Data supplied -

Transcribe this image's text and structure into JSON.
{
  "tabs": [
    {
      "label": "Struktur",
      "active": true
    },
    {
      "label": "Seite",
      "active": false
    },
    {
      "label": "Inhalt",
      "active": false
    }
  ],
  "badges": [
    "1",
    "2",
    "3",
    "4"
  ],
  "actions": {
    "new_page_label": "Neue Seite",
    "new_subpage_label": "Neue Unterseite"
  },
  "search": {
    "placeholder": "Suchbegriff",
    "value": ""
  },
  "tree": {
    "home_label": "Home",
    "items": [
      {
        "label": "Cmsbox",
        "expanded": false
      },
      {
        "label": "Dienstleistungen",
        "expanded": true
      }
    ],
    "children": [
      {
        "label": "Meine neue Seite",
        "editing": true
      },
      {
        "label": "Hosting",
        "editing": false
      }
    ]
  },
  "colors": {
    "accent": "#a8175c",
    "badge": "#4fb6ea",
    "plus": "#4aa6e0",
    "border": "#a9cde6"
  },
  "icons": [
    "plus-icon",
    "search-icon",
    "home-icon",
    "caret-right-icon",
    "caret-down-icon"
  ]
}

...

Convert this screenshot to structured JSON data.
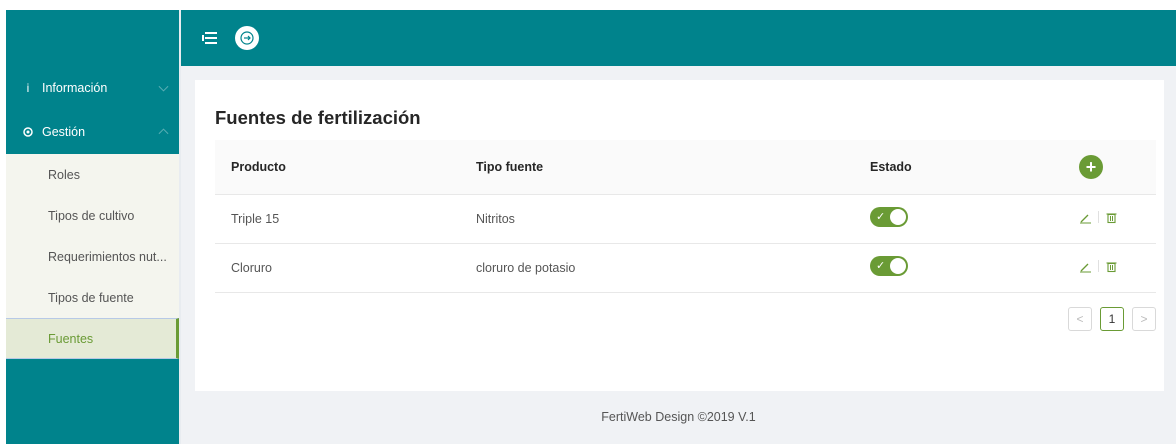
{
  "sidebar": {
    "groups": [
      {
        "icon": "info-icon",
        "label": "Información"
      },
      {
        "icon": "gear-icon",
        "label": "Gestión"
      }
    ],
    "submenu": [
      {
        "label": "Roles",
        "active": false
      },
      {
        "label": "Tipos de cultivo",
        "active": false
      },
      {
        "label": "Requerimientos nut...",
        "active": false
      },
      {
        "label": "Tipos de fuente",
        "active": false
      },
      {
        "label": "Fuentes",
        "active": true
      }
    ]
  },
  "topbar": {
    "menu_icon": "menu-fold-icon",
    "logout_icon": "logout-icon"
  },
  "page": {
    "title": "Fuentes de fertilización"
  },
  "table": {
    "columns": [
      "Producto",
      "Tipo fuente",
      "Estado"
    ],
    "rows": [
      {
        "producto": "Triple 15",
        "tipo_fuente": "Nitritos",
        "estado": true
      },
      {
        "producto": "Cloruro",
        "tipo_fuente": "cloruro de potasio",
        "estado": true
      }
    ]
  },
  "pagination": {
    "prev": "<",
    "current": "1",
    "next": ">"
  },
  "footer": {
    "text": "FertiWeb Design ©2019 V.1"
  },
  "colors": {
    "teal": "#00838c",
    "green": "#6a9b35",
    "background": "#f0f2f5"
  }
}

Instructions to follow - Give the number of lines above that hold the word "this", and nothing more.

Full output - 2